Exercise - Tally the lines that contain the string "dibuat" and state that total without comment.

Records excerpted from a collection -
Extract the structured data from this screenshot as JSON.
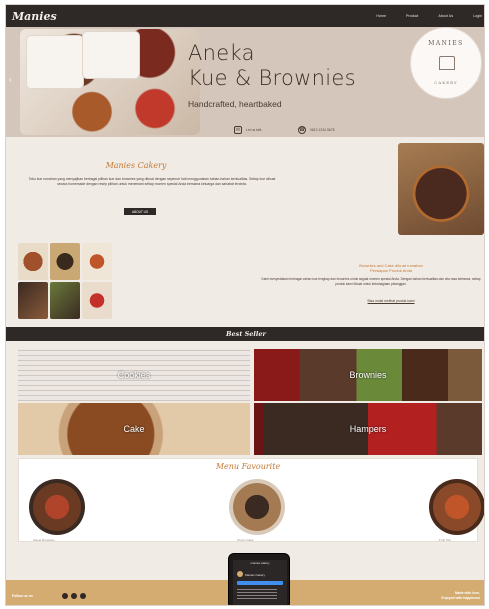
{
  "brand": {
    "logo": "Manies"
  },
  "nav": [
    "Home",
    "Product",
    "About Us",
    "Login"
  ],
  "hero": {
    "line1": "Aneka",
    "line2": "Kue & Brownies",
    "tagline": "Handcrafted, heartbaked",
    "badge_top": "MANIES",
    "badge_bottom": "CAKERY",
    "contact_email": "Let us talk",
    "contact_phone": "0813 1234 5678"
  },
  "about": {
    "title": "Manies Cakery",
    "body": "Toko kue rumahan yang menyajikan berbagai pilihan kue dan brownies yang dibuat dengan sepenuh hati menggunakan bahan-bahan berkualitas. Setiap kue dibuat secara homemade dengan resep pilihan untuk menemani setiap momen spesial Anda bersama keluarga dan sahabat tercinta.",
    "button": "ABOUT US"
  },
  "intro": {
    "title_line1": "Brownies and Cake dibuat rumahan",
    "title_line2": "Persiapan Produk Anda",
    "body": "Kami menyediakan berbagai varian kue lengkap dan brownies untuk segala momen spesial Anda. Dengan bahan berkualitas dan cita rasa istimewa, setiap produk kami dibuat untuk kebahagiaan pelanggan.",
    "link": "Bisa mulai melihat produk kami"
  },
  "best_seller": {
    "title": "Best Seller",
    "tiles": [
      "Cookies",
      "Brownies",
      "Cake",
      "Hampers"
    ]
  },
  "menu_favourite": {
    "title": "Menu Favourite",
    "captions": [
      "Sweet Brownies",
      "Choco Cake",
      "Fruit Tart"
    ]
  },
  "footer": {
    "left": "Follow us on",
    "right_line1": "Made with love,",
    "right_line2": "Enjoyed with happiness"
  },
  "phone": {
    "title": "manies.cakery",
    "name": "Manies Cakery"
  },
  "colors": {
    "nav": "#2e2826",
    "hero": "#d5c6bb",
    "accent": "#c47a35",
    "footer": "#d4ac72"
  }
}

Worked solution - 3